Exercise prompt: Copy all of the material below exactly.
========================================================================
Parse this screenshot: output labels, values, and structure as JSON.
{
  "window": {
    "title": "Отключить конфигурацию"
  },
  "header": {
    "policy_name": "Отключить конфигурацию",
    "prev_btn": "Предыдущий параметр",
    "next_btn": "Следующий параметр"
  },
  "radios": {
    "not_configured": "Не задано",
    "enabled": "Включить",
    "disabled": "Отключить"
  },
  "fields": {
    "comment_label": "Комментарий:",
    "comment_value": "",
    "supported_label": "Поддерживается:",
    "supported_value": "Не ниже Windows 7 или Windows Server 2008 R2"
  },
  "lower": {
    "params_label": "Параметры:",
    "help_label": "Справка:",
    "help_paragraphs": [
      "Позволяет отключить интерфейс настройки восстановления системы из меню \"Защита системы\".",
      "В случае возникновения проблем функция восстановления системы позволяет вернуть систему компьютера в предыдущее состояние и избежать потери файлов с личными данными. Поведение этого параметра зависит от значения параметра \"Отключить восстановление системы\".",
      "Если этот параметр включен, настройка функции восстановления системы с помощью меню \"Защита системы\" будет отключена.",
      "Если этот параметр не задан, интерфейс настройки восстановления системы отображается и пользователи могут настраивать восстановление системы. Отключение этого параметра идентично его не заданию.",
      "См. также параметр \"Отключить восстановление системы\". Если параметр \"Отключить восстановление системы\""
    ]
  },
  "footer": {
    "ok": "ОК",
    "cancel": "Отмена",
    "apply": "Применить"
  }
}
========================================================================
Solution for this task:
Parse this screenshot: output labels, values, and structure as JSON.
{
  "window": {
    "title": "Отключить конфигурацию"
  },
  "header": {
    "policy_name": "Отключить конфигурацию",
    "prev_btn": "Предыдущий параметр",
    "next_btn": "Следующий параметр"
  },
  "radios": {
    "not_configured": "Не задано",
    "enabled": "Включить",
    "disabled": "Отключить"
  },
  "fields": {
    "comment_label": "Комментарий:",
    "comment_value": "",
    "supported_label": "Поддерживается:",
    "supported_value": "Не ниже Windows 7 или Windows Server 2008 R2"
  },
  "lower": {
    "params_label": "Параметры:",
    "help_label": "Справка:",
    "help_paragraphs": [
      "Позволяет отключить интерфейс настройки восстановления системы из меню \"Защита системы\".",
      "В случае возникновения проблем функция восстановления системы позволяет вернуть систему компьютера в предыдущее состояние и избежать потери файлов с личными данными. Поведение этого параметра зависит от значения параметра \"Отключить восстановление системы\".",
      "Если этот параметр включен, настройка функции восстановления системы с помощью меню \"Защита системы\" будет отключена.",
      "Если этот параметр не задан, интерфейс настройки восстановления системы отображается и пользователи могут настраивать восстановление системы. Отключение этого параметра идентично его не заданию.",
      "См. также параметр \"Отключить восстановление системы\". Если параметр \"Отключить восстановление системы\""
    ]
  },
  "footer": {
    "ok": "ОК",
    "cancel": "Отмена",
    "apply": "Применить"
  }
}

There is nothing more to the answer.